INPUT ROWS =
== == ==

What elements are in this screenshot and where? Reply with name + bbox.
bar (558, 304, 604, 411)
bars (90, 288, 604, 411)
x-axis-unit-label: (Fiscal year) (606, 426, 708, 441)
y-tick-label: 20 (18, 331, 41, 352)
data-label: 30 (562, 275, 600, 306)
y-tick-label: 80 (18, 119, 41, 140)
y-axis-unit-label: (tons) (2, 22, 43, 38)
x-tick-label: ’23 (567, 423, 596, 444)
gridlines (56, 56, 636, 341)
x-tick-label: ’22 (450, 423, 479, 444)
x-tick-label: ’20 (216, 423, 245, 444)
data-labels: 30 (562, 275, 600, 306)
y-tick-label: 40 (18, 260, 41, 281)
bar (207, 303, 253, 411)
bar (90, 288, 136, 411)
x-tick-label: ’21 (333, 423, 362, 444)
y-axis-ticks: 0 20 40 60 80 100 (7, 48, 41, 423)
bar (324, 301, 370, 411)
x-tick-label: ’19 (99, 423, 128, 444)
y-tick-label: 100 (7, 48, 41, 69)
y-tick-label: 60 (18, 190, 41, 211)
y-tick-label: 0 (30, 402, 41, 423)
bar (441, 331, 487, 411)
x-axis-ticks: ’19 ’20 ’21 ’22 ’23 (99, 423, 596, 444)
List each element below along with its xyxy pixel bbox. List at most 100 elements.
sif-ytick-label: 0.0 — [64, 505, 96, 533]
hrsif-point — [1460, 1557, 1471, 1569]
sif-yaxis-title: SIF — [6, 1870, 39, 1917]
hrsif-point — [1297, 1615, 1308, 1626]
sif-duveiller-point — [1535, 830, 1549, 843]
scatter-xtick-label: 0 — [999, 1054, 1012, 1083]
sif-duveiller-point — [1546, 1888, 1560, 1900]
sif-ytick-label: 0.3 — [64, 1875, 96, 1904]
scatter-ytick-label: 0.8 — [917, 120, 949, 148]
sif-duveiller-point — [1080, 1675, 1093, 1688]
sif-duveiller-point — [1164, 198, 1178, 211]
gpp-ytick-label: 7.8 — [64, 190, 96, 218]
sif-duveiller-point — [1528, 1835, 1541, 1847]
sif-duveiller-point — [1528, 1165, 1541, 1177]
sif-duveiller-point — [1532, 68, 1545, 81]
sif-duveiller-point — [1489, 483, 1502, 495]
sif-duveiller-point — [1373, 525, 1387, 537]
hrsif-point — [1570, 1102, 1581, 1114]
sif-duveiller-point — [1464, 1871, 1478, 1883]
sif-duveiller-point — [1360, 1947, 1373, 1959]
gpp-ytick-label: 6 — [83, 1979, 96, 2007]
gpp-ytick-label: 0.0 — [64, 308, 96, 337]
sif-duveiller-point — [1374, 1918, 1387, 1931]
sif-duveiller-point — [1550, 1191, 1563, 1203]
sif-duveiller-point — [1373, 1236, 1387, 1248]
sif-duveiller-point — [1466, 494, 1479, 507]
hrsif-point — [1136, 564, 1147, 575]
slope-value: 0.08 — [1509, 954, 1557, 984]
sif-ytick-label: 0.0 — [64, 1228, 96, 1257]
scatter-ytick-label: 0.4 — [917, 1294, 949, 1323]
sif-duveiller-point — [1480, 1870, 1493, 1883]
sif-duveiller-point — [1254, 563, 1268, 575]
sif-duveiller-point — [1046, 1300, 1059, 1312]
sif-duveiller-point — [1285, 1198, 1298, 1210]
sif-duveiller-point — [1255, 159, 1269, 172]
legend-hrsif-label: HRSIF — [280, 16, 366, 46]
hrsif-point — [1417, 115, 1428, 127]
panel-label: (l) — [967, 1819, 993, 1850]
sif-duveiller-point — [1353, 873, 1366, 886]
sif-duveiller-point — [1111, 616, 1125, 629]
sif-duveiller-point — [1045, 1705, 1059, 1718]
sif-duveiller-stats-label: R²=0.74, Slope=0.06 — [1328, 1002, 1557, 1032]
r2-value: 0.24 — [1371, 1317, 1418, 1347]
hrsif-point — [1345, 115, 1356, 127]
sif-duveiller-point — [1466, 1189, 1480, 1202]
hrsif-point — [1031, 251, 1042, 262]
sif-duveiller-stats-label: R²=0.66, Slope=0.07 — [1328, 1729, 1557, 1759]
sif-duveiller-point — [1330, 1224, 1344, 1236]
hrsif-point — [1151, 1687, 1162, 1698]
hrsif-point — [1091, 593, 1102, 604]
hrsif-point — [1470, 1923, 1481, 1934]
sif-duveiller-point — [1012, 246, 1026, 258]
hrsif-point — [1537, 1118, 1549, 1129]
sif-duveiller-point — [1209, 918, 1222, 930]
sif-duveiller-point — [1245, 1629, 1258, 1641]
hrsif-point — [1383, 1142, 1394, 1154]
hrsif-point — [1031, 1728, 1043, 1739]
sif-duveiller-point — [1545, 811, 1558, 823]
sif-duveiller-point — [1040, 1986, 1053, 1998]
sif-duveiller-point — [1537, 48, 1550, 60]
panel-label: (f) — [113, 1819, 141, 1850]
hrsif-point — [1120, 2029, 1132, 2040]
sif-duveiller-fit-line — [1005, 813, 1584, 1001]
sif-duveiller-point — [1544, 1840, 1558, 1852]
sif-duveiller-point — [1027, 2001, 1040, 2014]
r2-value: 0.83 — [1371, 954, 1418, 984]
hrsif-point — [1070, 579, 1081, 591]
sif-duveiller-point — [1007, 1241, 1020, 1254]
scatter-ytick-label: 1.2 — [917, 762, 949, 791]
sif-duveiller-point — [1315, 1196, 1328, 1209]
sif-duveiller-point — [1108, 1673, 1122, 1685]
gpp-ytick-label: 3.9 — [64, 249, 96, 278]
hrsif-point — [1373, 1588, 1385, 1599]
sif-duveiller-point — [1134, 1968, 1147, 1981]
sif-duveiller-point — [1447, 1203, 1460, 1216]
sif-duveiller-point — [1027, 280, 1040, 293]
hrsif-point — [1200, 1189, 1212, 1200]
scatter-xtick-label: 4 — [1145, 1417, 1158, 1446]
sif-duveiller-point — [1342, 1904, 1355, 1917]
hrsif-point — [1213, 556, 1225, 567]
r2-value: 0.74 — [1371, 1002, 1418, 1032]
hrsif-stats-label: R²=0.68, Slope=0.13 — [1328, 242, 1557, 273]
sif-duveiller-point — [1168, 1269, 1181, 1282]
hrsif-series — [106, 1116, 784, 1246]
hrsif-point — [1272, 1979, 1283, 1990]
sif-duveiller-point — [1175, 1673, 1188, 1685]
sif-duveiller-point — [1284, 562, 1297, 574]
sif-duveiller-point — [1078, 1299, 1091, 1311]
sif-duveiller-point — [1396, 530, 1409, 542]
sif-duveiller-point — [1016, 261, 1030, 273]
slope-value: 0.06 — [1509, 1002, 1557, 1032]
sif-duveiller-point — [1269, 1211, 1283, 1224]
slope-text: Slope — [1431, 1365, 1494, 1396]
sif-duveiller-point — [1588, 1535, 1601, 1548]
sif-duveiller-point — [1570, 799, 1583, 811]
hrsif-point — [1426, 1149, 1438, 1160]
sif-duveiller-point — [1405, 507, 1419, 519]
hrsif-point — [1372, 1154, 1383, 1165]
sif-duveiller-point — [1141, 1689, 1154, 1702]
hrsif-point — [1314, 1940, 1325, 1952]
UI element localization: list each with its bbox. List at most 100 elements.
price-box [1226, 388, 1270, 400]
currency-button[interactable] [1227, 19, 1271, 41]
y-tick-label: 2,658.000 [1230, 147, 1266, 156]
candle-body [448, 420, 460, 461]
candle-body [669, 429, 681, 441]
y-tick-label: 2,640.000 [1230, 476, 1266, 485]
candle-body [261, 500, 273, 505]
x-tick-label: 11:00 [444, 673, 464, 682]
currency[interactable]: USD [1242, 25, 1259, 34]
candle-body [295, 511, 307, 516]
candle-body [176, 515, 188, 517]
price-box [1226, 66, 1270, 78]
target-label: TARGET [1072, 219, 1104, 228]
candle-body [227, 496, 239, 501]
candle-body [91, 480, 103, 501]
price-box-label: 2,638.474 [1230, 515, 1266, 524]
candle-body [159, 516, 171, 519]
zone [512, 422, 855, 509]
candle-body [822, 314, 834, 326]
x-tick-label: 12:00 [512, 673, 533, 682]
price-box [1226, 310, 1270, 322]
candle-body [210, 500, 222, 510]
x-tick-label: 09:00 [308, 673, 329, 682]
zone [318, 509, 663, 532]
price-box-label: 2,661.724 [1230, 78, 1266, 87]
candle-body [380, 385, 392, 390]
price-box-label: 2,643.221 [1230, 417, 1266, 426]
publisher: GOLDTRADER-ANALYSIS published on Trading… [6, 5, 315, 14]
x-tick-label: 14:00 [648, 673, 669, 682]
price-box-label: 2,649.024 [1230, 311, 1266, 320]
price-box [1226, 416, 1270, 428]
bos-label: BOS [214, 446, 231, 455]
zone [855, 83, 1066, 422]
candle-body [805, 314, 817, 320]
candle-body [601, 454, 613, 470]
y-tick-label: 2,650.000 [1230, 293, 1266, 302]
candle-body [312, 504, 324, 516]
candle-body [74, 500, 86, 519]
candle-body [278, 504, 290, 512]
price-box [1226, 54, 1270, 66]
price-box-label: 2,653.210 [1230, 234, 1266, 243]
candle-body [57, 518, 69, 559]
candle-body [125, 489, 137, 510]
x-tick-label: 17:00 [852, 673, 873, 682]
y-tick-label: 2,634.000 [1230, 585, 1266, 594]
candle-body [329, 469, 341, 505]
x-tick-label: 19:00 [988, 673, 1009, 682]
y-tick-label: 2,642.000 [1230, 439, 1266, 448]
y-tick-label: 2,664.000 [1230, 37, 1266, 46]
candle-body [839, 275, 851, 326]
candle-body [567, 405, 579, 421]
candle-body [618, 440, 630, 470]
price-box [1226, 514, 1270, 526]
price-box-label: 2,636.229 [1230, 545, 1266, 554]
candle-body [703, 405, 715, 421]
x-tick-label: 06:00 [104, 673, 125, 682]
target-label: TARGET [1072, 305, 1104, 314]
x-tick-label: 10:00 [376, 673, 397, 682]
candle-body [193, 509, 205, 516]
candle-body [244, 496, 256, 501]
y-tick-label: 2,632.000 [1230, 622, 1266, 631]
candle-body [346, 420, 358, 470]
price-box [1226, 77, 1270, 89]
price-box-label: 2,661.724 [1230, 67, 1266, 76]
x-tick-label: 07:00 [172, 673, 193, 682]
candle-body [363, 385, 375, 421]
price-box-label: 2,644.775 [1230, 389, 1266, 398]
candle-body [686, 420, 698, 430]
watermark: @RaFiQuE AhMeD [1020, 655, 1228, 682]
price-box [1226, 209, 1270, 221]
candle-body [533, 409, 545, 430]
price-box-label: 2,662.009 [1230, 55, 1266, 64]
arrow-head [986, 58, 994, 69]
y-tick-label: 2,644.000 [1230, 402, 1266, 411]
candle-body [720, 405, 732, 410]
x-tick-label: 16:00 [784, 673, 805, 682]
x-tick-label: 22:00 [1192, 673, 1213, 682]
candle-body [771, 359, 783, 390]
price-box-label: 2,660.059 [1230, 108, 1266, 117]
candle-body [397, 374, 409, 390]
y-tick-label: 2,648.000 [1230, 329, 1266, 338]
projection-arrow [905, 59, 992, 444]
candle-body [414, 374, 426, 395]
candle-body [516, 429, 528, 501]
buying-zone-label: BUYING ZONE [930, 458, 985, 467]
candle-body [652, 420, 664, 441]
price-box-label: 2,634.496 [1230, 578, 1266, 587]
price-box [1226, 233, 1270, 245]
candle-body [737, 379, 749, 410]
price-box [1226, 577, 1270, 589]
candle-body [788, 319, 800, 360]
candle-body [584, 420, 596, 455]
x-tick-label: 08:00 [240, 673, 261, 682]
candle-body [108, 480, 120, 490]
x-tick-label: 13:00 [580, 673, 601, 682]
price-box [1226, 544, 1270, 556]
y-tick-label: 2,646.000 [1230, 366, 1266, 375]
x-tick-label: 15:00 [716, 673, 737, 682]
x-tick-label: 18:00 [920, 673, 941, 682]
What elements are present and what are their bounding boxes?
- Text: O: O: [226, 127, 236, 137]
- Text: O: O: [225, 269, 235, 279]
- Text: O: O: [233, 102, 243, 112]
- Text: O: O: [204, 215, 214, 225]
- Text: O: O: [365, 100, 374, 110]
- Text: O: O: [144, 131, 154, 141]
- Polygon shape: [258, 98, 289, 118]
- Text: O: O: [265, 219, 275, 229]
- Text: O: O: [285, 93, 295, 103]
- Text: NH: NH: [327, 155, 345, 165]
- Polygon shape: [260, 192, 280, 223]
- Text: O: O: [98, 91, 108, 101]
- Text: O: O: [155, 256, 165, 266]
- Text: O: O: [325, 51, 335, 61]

== == ==

INSTRUCTIONS FOR THE TASK =
Reproduce verbatim everything from the start of the material down to and including the line that contains "data-labels: 30 (562, 275, 600, 306)".

ANSWER TO THIS TASK =
What elements are in this screenshot and where? Reply with name + bbox.
bar (558, 304, 604, 411)
bars (90, 288, 604, 411)
x-axis-unit-label: (Fiscal year) (606, 426, 708, 441)
y-tick-label: 20 (18, 331, 41, 352)
data-label: 30 (562, 275, 600, 306)
y-tick-label: 80 (18, 119, 41, 140)
y-axis-unit-label: (tons) (2, 22, 43, 38)
x-tick-label: ’23 (567, 423, 596, 444)
gridlines (56, 56, 636, 341)
x-tick-label: ’22 (450, 423, 479, 444)
x-tick-label: ’20 (216, 423, 245, 444)
data-labels: 30 (562, 275, 600, 306)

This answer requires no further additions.